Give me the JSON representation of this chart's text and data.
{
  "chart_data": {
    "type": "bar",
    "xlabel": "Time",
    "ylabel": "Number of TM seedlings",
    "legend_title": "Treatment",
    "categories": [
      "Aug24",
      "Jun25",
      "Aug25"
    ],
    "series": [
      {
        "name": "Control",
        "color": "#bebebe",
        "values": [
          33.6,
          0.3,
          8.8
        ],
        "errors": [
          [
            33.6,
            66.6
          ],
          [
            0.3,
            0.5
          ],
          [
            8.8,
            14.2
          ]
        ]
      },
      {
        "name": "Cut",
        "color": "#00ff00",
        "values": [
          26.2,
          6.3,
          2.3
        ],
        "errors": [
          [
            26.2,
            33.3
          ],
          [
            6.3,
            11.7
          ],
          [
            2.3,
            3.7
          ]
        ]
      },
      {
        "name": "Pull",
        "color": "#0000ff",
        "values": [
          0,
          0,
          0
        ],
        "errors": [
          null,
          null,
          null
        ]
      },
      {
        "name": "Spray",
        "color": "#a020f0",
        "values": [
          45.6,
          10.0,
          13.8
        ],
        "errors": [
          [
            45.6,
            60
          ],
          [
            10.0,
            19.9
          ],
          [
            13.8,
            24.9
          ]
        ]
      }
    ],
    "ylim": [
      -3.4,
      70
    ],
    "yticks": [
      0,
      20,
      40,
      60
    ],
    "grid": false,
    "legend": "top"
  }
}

━━━━━━━━

REQUIRED WORK
Your task is to retype all the records above with nothing left out.

REPLY TO THE TASK
Give me the JSON representation of this chart's text and data.
{
  "chart_data": {
    "type": "bar",
    "xlabel": "Time",
    "ylabel": "Number of TM seedlings",
    "legend_title": "Treatment",
    "categories": [
      "Aug24",
      "Jun25",
      "Aug25"
    ],
    "series": [
      {
        "name": "Control",
        "color": "#bebebe",
        "values": [
          33.6,
          0.3,
          8.8
        ],
        "errors": [
          [
            33.6,
            66.6
          ],
          [
            0.3,
            0.5
          ],
          [
            8.8,
            14.2
          ]
        ]
      },
      {
        "name": "Cut",
        "color": "#00ff00",
        "values": [
          26.2,
          6.3,
          2.3
        ],
        "errors": [
          [
            26.2,
            33.3
          ],
          [
            6.3,
            11.7
          ],
          [
            2.3,
            3.7
          ]
        ]
      },
      {
        "name": "Pull",
        "color": "#0000ff",
        "values": [
          0,
          0,
          0
        ],
        "errors": [
          null,
          null,
          null
        ]
      },
      {
        "name": "Spray",
        "color": "#a020f0",
        "values": [
          45.6,
          10.0,
          13.8
        ],
        "errors": [
          [
            45.6,
            60
          ],
          [
            10.0,
            19.9
          ],
          [
            13.8,
            24.9
          ]
        ]
      }
    ],
    "ylim": [
      -3.4,
      70
    ],
    "yticks": [
      0,
      20,
      40,
      60
    ],
    "grid": false,
    "legend": "top"
  }
}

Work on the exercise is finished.